■ **CHALLENGE**: Transcribe the entries exactly; images are not part of the copy.
# START OF DATA LINES
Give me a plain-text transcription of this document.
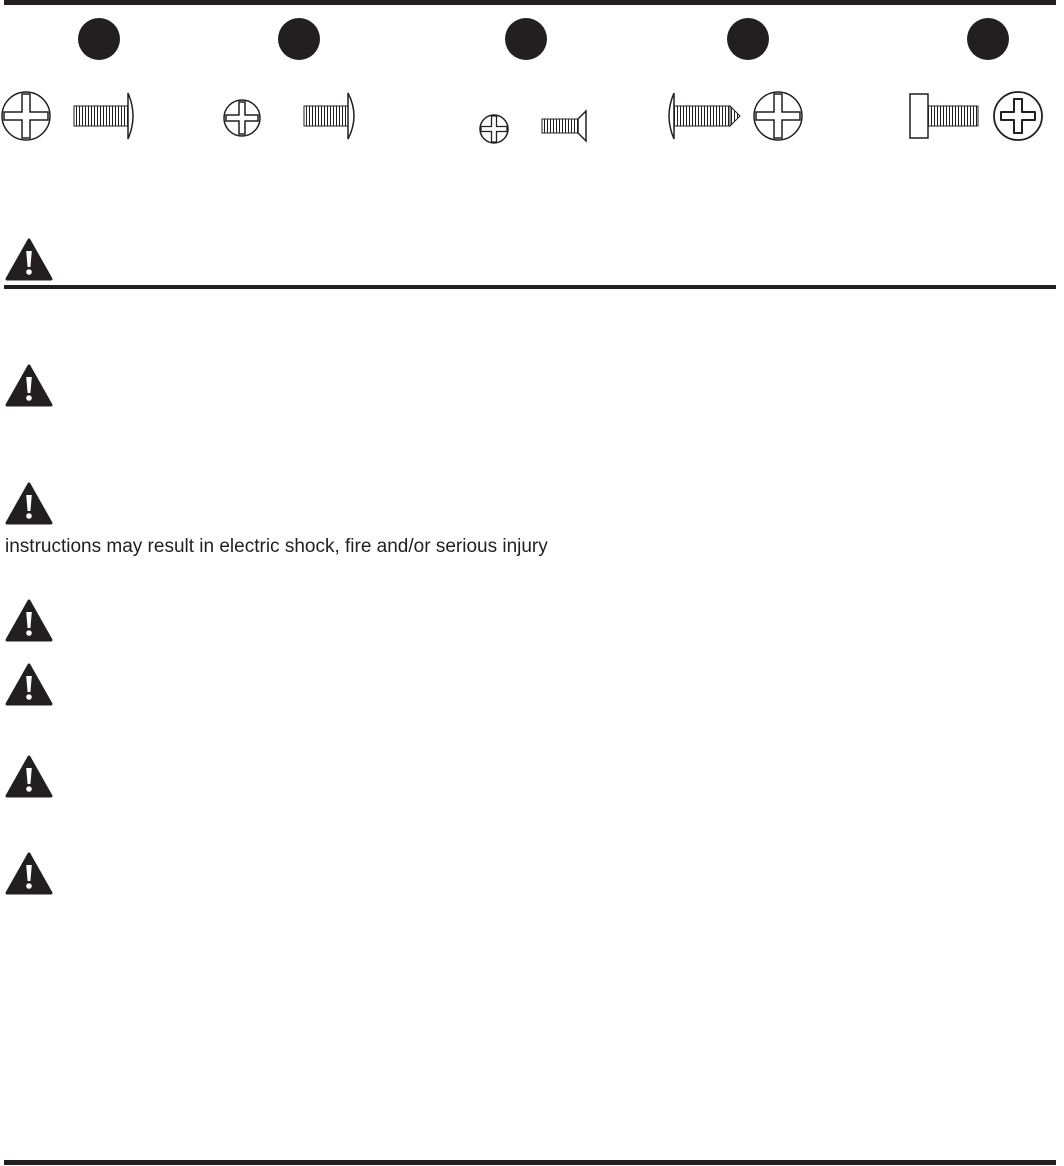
instructions may result in electric shock, fire and/or serious injury
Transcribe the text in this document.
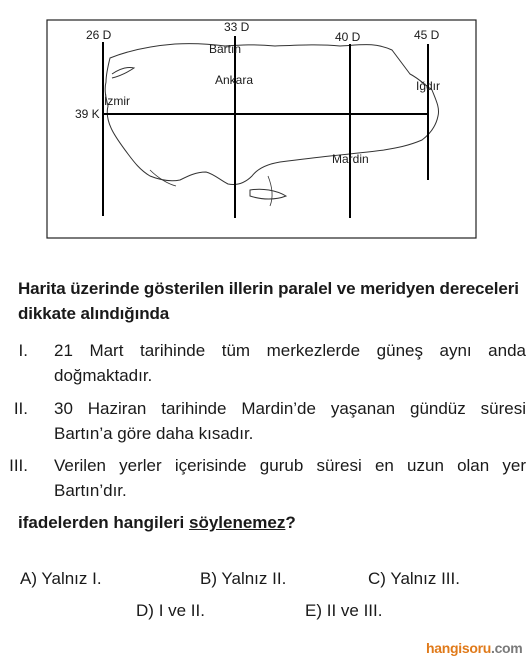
26 D
33 D
40 D	45 D
39 K
Bartın
Ankara
İzmir
Iğdır
Mardin
Harita üzerinde gösterilen illerin paralel ve meridyen dereceleri dikkate alındığında
I.	21 Mart tarihinde tüm merkezlerde güneş aynı anda doğmaktadır.
II.	30 Haziran tarihinde Mardin’de yaşanan gündüz süresi Bartın’a göre daha kısadır.
III.	Verilen yerler içerisinde gurub süresi en uzun olan yer Bartın’dır.
ifadelerden hangileri söylenemez?
A) Yalnız I.	B) Yalnız II.	C) Yalnız III.
D) I ve II.	E) II ve III.
hangisoru.com
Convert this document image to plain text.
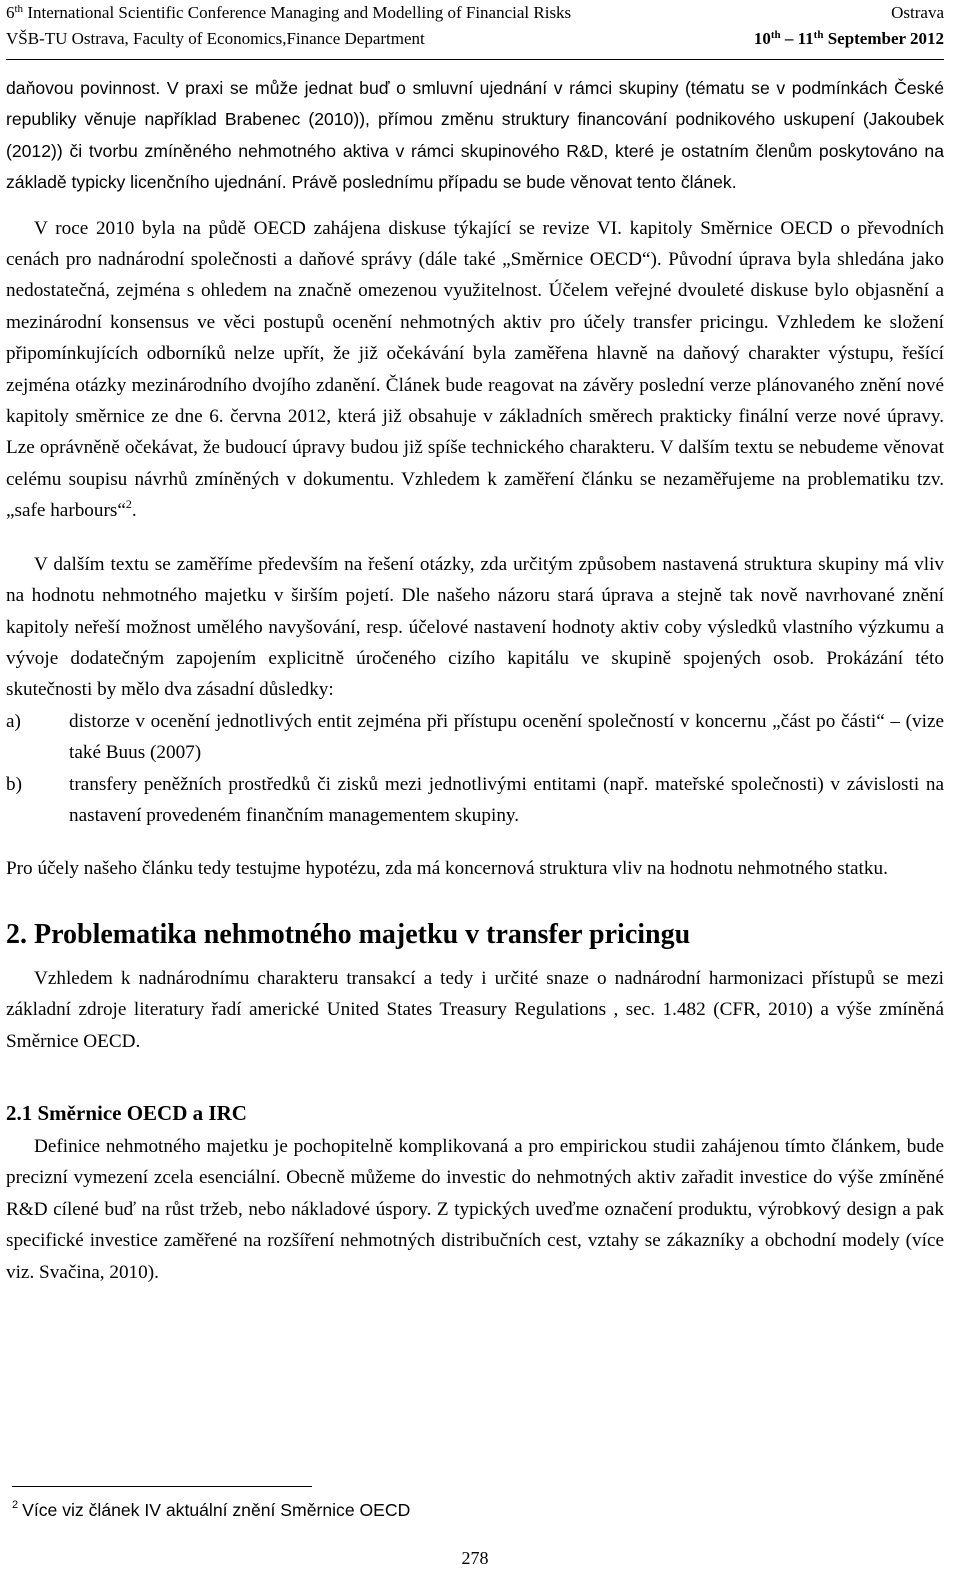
6th International Scientific Conference Managing and Modelling of Financial Risks
VŠB-TU Ostrava, Faculty of Economics,Finance Department
Ostrava
10th – 11th September 2012

daňovou povinnost. V praxi se může jednat buď o smluvní ujednání v rámci skupiny (tématu se v podmínkách České republiky věnuje například Brabenec (2010)), přímou změnu struktury financování podnikového uskupení (Jakoubek (2012)) či tvorbu zmíněného nehmotného aktiva v rámci skupinového R&D, které je ostatním členům poskytováno na základě typicky licenčního ujednání. Právě poslednímu případu se bude věnovat tento článek.

V roce 2010 byla na půdě OECD zahájena diskuse týkající se revize VI. kapitoly Směrnice OECD o převodních cenách pro nadnárodní společnosti a daňové správy (dále také „Směrnice OECD“). Původní úprava byla shledána jako nedostatečná, zejména s ohledem na značně omezenou využitelnost. Účelem veřejné dvouleté diskuse bylo objasnění a mezinárodní konsensus ve věci postupů ocenění nehmotných aktiv pro účely transfer pricingu. Vzhledem ke složení připomínkujících odborníků nelze upřít, že již očekávání byla zaměřena hlavně na daňový charakter výstupu, řešící zejména otázky mezinárodního dvojího zdanění. Článek bude reagovat na závěry poslední verze plánovaného znění nové kapitoly směrnice ze dne 6. června 2012, která již obsahuje v základních směrech prakticky finální verze nové úpravy. Lze oprávněně očekávat, že budoucí úpravy budou již spíše technického charakteru. V dalším textu se nebudeme věnovat celému soupisu návrhů zmíněných v dokumentu. Vzhledem k zaměření článku se nezaměřujeme na problematiku tzv. „safe harbours“$^2$.

V dalším textu se zaměříme především na řešení otázky, zda určitým způsobem nastavená struktura skupiny má vliv na hodnotu nehmotného majetku v širším pojetí. Dle našeho názoru stará úprava a stejně tak nově navrhované znění kapitoly neřeší možnost umělého navyšování, resp. účelové nastavení hodnoty aktiv coby výsledků vlastního výzkumu a vývoje dodatečným zapojením explicitně úročeného cizího kapitálu ve skupině spojených osob. Prokázání této skutečnosti by mělo dva zásadní důsledky:

a)	distorze v ocenění jednotlivých entit zejména při přístupu ocenění společností v koncernu „část po části“ – (vize také Buus (2007)
b) transfery peněžních prostředků či zisků mezi jednotlivými entitami (např. mateřské společnosti) v závislosti na nastavení provedeném finančním managementem skupiny.

Pro účely našeho článku tedy testujme hypotézu, zda má koncernová struktura vliv na hodnotu nehmotného statku.

2. Problematika nehmotného majetku v transfer pricingu

Vzhledem k nadnárodnímu charakteru transakcí a tedy i určité snaze o nadnárodní harmonizaci přístupů se mezi základní zdroje literatury řadí americké United States Treasury Regulations , sec. 1.482 (CFR, 2010) a výše zmíněná Směrnice OECD.

2.1 Směrnice OECD a IRC

Definice nehmotného majetku je pochopitelně komplikovaná a pro empirickou studii zahájenou tímto článkem, bude precizní vymezení zcela esenciální. Obecně můžeme do investic do nehmotných aktiv zařadit investice do výše zmíněné R&D cílené buď na růst tržeb, nebo nákladové úspory. Z typických uveďme označení produktu, výrobkový design a pak specifické investice zaměřené na rozšíření nehmotných distribučních cest, vztahy se zákazníky a obchodní modely (více viz. Svačina, 2010).

$^2$ Více viz článek IV aktuální znění Směrnice OECD
278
# END OF DATA LINES
■ **EXERCISE SOLUTION**:
Give me a plain-text transcription of this document.
instructions may result in electric shock, fire and/or serious injury
Transcribe the text in this document.
26 D
33 D
40 D	45 D
39 K
Bartın
Ankara
İzmir
Iğdır
Mardin
Harita üzerinde gösterilen illerin paralel ve meridyen dereceleri dikkate alındığında
I.	21 Mart tarihinde tüm merkezlerde güneş aynı anda doğmaktadır.
II.	30 Haziran tarihinde Mardin’de yaşanan gündüz süresi Bartın’a göre daha kısadır.
III.	Verilen yerler içerisinde gurub süresi en uzun olan yer Bartın’dır.
ifadelerden hangileri söylenemez?
A) Yalnız I.	B) Yalnız II.	C) Yalnız III.
D) I ve II.	E) II ve III.
hangisoru.com
Convert this document image to plain text.
6th International Scientific Conference Managing and Modelling of Financial Risks
VŠB-TU Ostrava, Faculty of Economics,Finance Department
Ostrava
10th – 11th September 2012

daňovou povinnost. V praxi se může jednat buď o smluvní ujednání v rámci skupiny (tématu se v podmínkách České republiky věnuje například Brabenec (2010)), přímou změnu struktury financování podnikového uskupení (Jakoubek (2012)) či tvorbu zmíněného nehmotného aktiva v rámci skupinového R&D, které je ostatním členům poskytováno na základě typicky licenčního ujednání. Právě poslednímu případu se bude věnovat tento článek.

V roce 2010 byla na půdě OECD zahájena diskuse týkající se revize VI. kapitoly Směrnice OECD o převodních cenách pro nadnárodní společnosti a daňové správy (dále také „Směrnice OECD“). Původní úprava byla shledána jako nedostatečná, zejména s ohledem na značně omezenou využitelnost. Účelem veřejné dvouleté diskuse bylo objasnění a mezinárodní konsensus ve věci postupů ocenění nehmotných aktiv pro účely transfer pricingu. Vzhledem ke složení připomínkujících odborníků nelze upřít, že již očekávání byla zaměřena hlavně na daňový charakter výstupu, řešící zejména otázky mezinárodního dvojího zdanění. Článek bude reagovat na závěry poslední verze plánovaného znění nové kapitoly směrnice ze dne 6. června 2012, která již obsahuje v základních směrech prakticky finální verze nové úpravy. Lze oprávněně očekávat, že budoucí úpravy budou již spíše technického charakteru. V dalším textu se nebudeme věnovat celému soupisu návrhů zmíněných v dokumentu. Vzhledem k zaměření článku se nezaměřujeme na problematiku tzv. „safe harbours“$^2$.

V dalším textu se zaměříme především na řešení otázky, zda určitým způsobem nastavená struktura skupiny má vliv na hodnotu nehmotného majetku v širším pojetí. Dle našeho názoru stará úprava a stejně tak nově navrhované znění kapitoly neřeší možnost umělého navyšování, resp. účelové nastavení hodnoty aktiv coby výsledků vlastního výzkumu a vývoje dodatečným zapojením explicitně úročeného cizího kapitálu ve skupině spojených osob. Prokázání této skutečnosti by mělo dva zásadní důsledky:

a)	distorze v ocenění jednotlivých entit zejména při přístupu ocenění společností v koncernu „část po části“ – (vize také Buus (2007)
b) transfery peněžních prostředků či zisků mezi jednotlivými entitami (např. mateřské společnosti) v závislosti na nastavení provedeném finančním managementem skupiny.

Pro účely našeho článku tedy testujme hypotézu, zda má koncernová struktura vliv na hodnotu nehmotného statku.

2. Problematika nehmotného majetku v transfer pricingu

Vzhledem k nadnárodnímu charakteru transakcí a tedy i určité snaze o nadnárodní harmonizaci přístupů se mezi základní zdroje literatury řadí americké United States Treasury Regulations , sec. 1.482 (CFR, 2010) a výše zmíněná Směrnice OECD.

2.1 Směrnice OECD a IRC

Definice nehmotného majetku je pochopitelně komplikovaná a pro empirickou studii zahájenou tímto článkem, bude precizní vymezení zcela esenciální. Obecně můžeme do investic do nehmotných aktiv zařadit investice do výše zmíněné R&D cílené buď na růst tržeb, nebo nákladové úspory. Z typických uveďme označení produktu, výrobkový design a pak specifické investice zaměřené na rozšíření nehmotných distribučních cest, vztahy se zákazníky a obchodní modely (více viz. Svačina, 2010).

$^2$ Více viz článek IV aktuální znění Směrnice OECD
278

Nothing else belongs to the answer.